Aim of the task: Gather up every line that includes the string "Konektor".

Data extract:
## start

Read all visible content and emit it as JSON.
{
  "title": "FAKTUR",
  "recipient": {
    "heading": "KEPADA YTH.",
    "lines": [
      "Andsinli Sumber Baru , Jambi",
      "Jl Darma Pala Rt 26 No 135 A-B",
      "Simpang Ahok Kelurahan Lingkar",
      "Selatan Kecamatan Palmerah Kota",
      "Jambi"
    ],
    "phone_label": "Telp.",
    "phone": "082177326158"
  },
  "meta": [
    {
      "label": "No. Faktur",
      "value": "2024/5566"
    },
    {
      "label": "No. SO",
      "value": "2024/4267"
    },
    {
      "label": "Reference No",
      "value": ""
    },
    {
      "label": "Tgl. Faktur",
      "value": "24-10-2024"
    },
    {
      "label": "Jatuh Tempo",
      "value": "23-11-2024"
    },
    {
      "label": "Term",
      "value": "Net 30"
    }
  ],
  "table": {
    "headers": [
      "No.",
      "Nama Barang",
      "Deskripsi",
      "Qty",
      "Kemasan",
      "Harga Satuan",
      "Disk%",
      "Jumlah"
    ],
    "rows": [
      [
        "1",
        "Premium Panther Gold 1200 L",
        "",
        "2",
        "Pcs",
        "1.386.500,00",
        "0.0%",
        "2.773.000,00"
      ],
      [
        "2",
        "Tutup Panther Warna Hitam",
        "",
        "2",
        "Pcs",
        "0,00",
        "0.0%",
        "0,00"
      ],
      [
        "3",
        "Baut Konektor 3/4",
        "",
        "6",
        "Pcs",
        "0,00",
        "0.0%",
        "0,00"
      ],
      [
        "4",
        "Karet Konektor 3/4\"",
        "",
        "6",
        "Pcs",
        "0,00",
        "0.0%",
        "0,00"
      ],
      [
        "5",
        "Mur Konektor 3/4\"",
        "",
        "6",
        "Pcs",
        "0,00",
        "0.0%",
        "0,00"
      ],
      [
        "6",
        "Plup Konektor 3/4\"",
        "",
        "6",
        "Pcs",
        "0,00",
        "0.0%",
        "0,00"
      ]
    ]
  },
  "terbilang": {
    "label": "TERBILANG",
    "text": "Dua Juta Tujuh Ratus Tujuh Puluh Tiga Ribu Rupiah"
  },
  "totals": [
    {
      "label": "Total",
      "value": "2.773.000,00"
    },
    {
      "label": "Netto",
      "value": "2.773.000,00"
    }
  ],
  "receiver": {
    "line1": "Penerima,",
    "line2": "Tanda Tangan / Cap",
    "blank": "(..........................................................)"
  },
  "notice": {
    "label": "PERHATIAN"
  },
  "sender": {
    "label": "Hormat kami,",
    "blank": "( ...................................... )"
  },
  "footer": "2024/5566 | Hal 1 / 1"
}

## end

Worked answer:
        "Baut Konektor 3/4",
        "Karet Konektor 3/4\"",
        "Mur Konektor 3/4\"",
        "Plup Konektor 3/4\"",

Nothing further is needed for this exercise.